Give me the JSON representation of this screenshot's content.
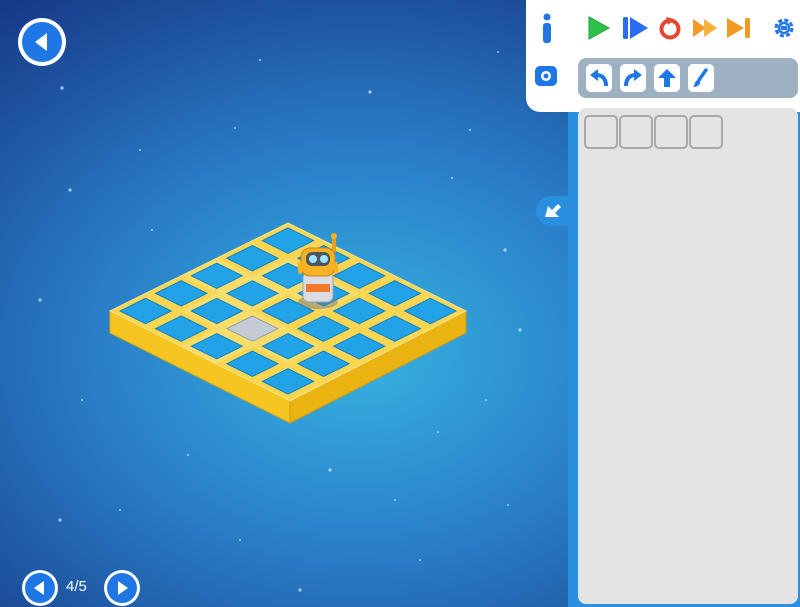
{
  "level": {
    "current": 4,
    "total": 5,
    "indicator": "4/5"
  },
  "icons": {
    "back": "back-arrow-icon",
    "prev": "previous-level-icon",
    "next": "next-level-icon",
    "info": "info-icon",
    "camera": "camera-icon",
    "play": "play-icon",
    "step": "step-icon",
    "reset": "reset-icon",
    "fast": "fast-forward-icon",
    "skip": "skip-to-end-icon",
    "settings": "gear-icon",
    "collapse": "collapse-arrow-icon"
  },
  "commands": [
    "turn-left",
    "turn-right",
    "move-forward",
    "paint"
  ],
  "program_slots": 4,
  "colors": {
    "space_center": "#33a9dc",
    "space_edge": "#163a86",
    "tile": "#23a3e7",
    "board_side": "#f2c31c",
    "accent_blue": "#1f77e6",
    "play_green": "#2fc14a",
    "reset_red": "#e8472f",
    "fast_orange": "#f39a23"
  }
}
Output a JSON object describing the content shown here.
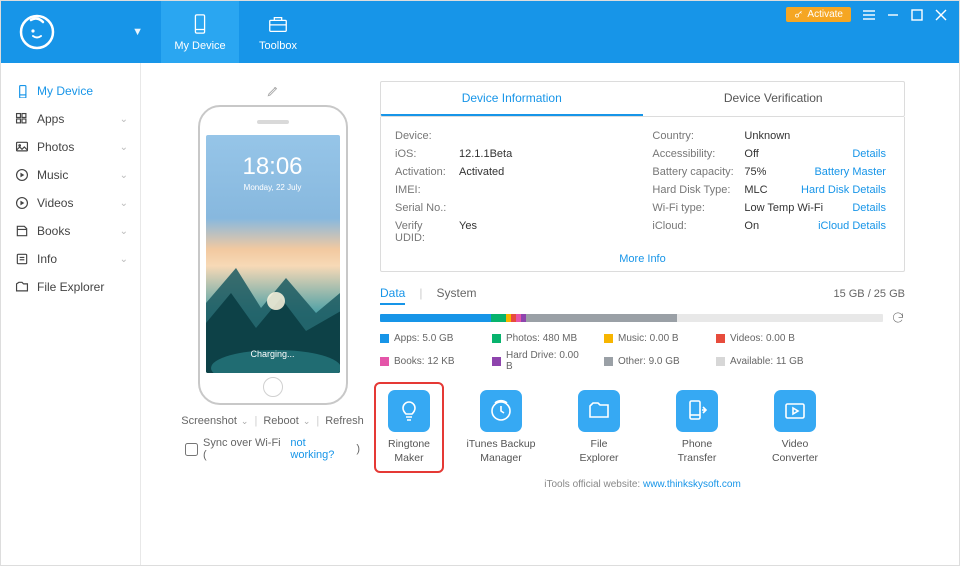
{
  "header": {
    "nav": [
      {
        "label": "My Device"
      },
      {
        "label": "Toolbox"
      }
    ],
    "activate": "Activate"
  },
  "sidebar": {
    "items": [
      {
        "label": "My Device",
        "expandable": false,
        "active": true
      },
      {
        "label": "Apps",
        "expandable": true
      },
      {
        "label": "Photos",
        "expandable": true
      },
      {
        "label": "Music",
        "expandable": true
      },
      {
        "label": "Videos",
        "expandable": true
      },
      {
        "label": "Books",
        "expandable": true
      },
      {
        "label": "Info",
        "expandable": true
      },
      {
        "label": "File Explorer",
        "expandable": false
      }
    ]
  },
  "phone": {
    "time": "18:06",
    "date": "Monday, 22 July",
    "charging": "Charging...",
    "actions": {
      "screenshot": "Screenshot",
      "reboot": "Reboot",
      "refresh": "Refresh"
    },
    "sync_label": "Sync over Wi-Fi (",
    "sync_link": "not working?",
    "sync_close": ")"
  },
  "tabs": {
    "info": "Device Information",
    "verify": "Device Verification"
  },
  "info": {
    "rows": [
      {
        "l": "Device:",
        "lv": "",
        "r": "Country:",
        "rv": "Unknown",
        "link": ""
      },
      {
        "l": "iOS:",
        "lv": "12.1.1Beta",
        "r": "Accessibility:",
        "rv": "Off",
        "link": "Details"
      },
      {
        "l": "Activation:",
        "lv": "Activated",
        "r": "Battery capacity:",
        "rv": "75%",
        "link": "Battery Master"
      },
      {
        "l": "IMEI:",
        "lv": "",
        "r": "Hard Disk Type:",
        "rv": "MLC",
        "link": "Hard Disk Details"
      },
      {
        "l": "Serial No.:",
        "lv": "",
        "r": "Wi-Fi type:",
        "rv": "Low Temp Wi-Fi",
        "link": "Details"
      },
      {
        "l": "Verify UDID:",
        "lv": "Yes",
        "r": "iCloud:",
        "rv": "On",
        "link": "iCloud Details"
      }
    ],
    "more": "More Info"
  },
  "storage": {
    "tab_data": "Data",
    "tab_system": "System",
    "total": "15 GB / 25 GB",
    "segments": [
      {
        "color": "#1795e8",
        "pct": 22
      },
      {
        "color": "#07b36d",
        "pct": 3
      },
      {
        "color": "#f7b500",
        "pct": 1
      },
      {
        "color": "#e74c3c",
        "pct": 1
      },
      {
        "color": "#e455a9",
        "pct": 1
      },
      {
        "color": "#8e44ad",
        "pct": 1
      },
      {
        "color": "#9aa0a6",
        "pct": 30
      }
    ],
    "legend": [
      {
        "color": "#1795e8",
        "label": "Apps: 5.0 GB"
      },
      {
        "color": "#07b36d",
        "label": "Photos: 480 MB"
      },
      {
        "color": "#f7b500",
        "label": "Music: 0.00 B"
      },
      {
        "color": "#e74c3c",
        "label": "Videos: 0.00 B"
      },
      {
        "color": "#e455a9",
        "label": "Books: 12 KB"
      },
      {
        "color": "#8e44ad",
        "label": "Hard Drive: 0.00 B"
      },
      {
        "color": "#9aa0a6",
        "label": "Other: 9.0 GB"
      },
      {
        "color": "#d7d7d7",
        "label": "Available: 11 GB"
      }
    ]
  },
  "tools": [
    {
      "label": "Ringtone Maker",
      "highlight": true
    },
    {
      "label": "iTunes Backup Manager"
    },
    {
      "label": "File Explorer"
    },
    {
      "label": "Phone Transfer"
    },
    {
      "label": "Video Converter"
    }
  ],
  "footer": {
    "prefix": "iTools official website: ",
    "link": "www.thinkskysoft.com"
  }
}
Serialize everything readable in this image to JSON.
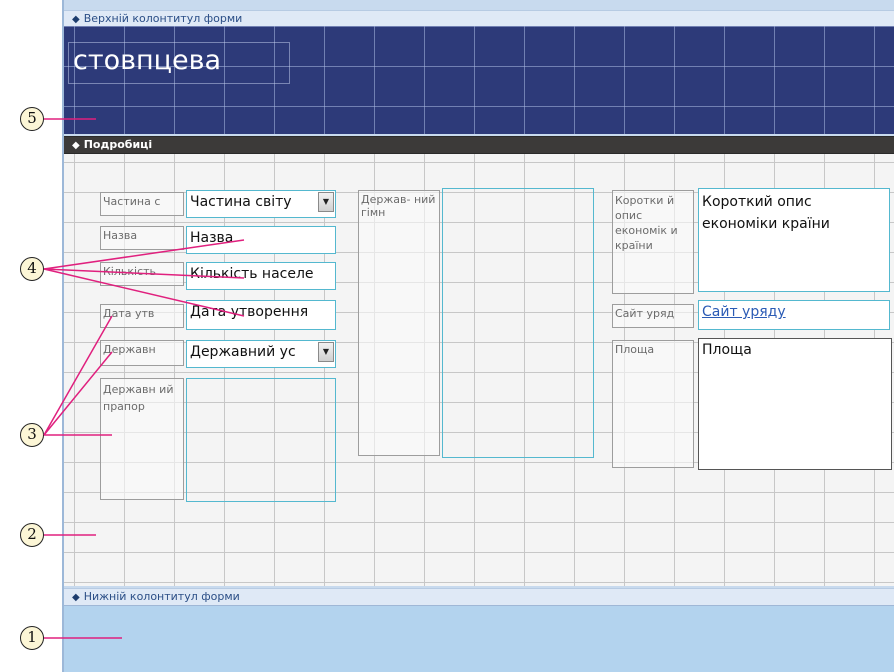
{
  "sections": {
    "header_label": "Верхній колонтитул форми",
    "detail_label": "Подробиці",
    "footer_label": "Нижній колонтитул форми"
  },
  "form_title": "стовпцева",
  "labels": {
    "continent": "Частина с",
    "name": "Назва",
    "population": "Кількість",
    "founded": "Дата утв",
    "state_device": "Державн",
    "flag": "Державн ий прапор",
    "anthem": "Держав- ний гімн",
    "economy": "Коротки й опис економік и країни",
    "gov_site": "Сайт уряд",
    "area": "Площа"
  },
  "fields": {
    "continent": "Частина світу",
    "name": "Назва",
    "population": "Кількість населе",
    "founded": "Дата утворення",
    "state_device": "Державний ус",
    "economy": "Короткий опис економіки країни",
    "gov_site": "Сайт уряду",
    "area": "Площа"
  },
  "callouts": [
    "1",
    "2",
    "3",
    "4",
    "5"
  ],
  "colors": {
    "header_bg": "#2d3a79",
    "field_border": "#54b8cf",
    "callout_line": "#e0207e"
  }
}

------------------------------

■ WHAT TO WORK ON: Every line that holds the string "screenshot" should be returned.

■ WRITTEN SOLUTION:
Give me the JSON representation of this screenshot's content.
      "screenshot": "Screenshot",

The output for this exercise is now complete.